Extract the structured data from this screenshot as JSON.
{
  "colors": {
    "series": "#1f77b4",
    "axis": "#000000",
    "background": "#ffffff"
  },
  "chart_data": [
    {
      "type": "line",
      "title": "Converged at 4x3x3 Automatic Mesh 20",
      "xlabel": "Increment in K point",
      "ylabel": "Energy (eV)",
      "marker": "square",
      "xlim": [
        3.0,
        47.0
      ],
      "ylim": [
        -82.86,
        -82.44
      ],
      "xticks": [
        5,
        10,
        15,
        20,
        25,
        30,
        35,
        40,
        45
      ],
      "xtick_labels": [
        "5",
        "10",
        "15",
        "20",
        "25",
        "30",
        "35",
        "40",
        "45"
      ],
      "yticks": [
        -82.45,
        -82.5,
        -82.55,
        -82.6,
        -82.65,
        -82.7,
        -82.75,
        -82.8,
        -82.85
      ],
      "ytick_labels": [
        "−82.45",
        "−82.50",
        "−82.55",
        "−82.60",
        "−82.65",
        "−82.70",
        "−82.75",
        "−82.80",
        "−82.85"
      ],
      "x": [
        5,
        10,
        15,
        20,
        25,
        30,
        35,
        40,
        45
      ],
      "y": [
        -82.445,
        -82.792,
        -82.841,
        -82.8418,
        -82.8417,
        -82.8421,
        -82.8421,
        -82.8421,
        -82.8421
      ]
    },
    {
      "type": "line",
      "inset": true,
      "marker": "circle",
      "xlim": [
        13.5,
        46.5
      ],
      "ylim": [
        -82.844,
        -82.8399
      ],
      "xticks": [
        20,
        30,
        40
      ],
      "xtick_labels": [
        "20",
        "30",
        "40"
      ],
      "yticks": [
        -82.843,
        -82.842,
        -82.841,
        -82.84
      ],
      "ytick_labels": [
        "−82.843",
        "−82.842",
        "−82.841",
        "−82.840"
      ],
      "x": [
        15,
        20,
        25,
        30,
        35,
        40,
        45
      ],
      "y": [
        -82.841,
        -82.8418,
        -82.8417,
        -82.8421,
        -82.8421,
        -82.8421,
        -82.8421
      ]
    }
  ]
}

■ Exercise
Write out the whole listing again. Match it word for word.

■ Complete answer
Extract the structured data from this screenshot as JSON.
{
  "colors": {
    "series": "#1f77b4",
    "axis": "#000000",
    "background": "#ffffff"
  },
  "chart_data": [
    {
      "type": "line",
      "title": "Converged at 4x3x3 Automatic Mesh 20",
      "xlabel": "Increment in K point",
      "ylabel": "Energy (eV)",
      "marker": "square",
      "xlim": [
        3.0,
        47.0
      ],
      "ylim": [
        -82.86,
        -82.44
      ],
      "xticks": [
        5,
        10,
        15,
        20,
        25,
        30,
        35,
        40,
        45
      ],
      "xtick_labels": [
        "5",
        "10",
        "15",
        "20",
        "25",
        "30",
        "35",
        "40",
        "45"
      ],
      "yticks": [
        -82.45,
        -82.5,
        -82.55,
        -82.6,
        -82.65,
        -82.7,
        -82.75,
        -82.8,
        -82.85
      ],
      "ytick_labels": [
        "−82.45",
        "−82.50",
        "−82.55",
        "−82.60",
        "−82.65",
        "−82.70",
        "−82.75",
        "−82.80",
        "−82.85"
      ],
      "x": [
        5,
        10,
        15,
        20,
        25,
        30,
        35,
        40,
        45
      ],
      "y": [
        -82.445,
        -82.792,
        -82.841,
        -82.8418,
        -82.8417,
        -82.8421,
        -82.8421,
        -82.8421,
        -82.8421
      ]
    },
    {
      "type": "line",
      "inset": true,
      "marker": "circle",
      "xlim": [
        13.5,
        46.5
      ],
      "ylim": [
        -82.844,
        -82.8399
      ],
      "xticks": [
        20,
        30,
        40
      ],
      "xtick_labels": [
        "20",
        "30",
        "40"
      ],
      "yticks": [
        -82.843,
        -82.842,
        -82.841,
        -82.84
      ],
      "ytick_labels": [
        "−82.843",
        "−82.842",
        "−82.841",
        "−82.840"
      ],
      "x": [
        15,
        20,
        25,
        30,
        35,
        40,
        45
      ],
      "y": [
        -82.841,
        -82.8418,
        -82.8417,
        -82.8421,
        -82.8421,
        -82.8421,
        -82.8421
      ]
    }
  ]
}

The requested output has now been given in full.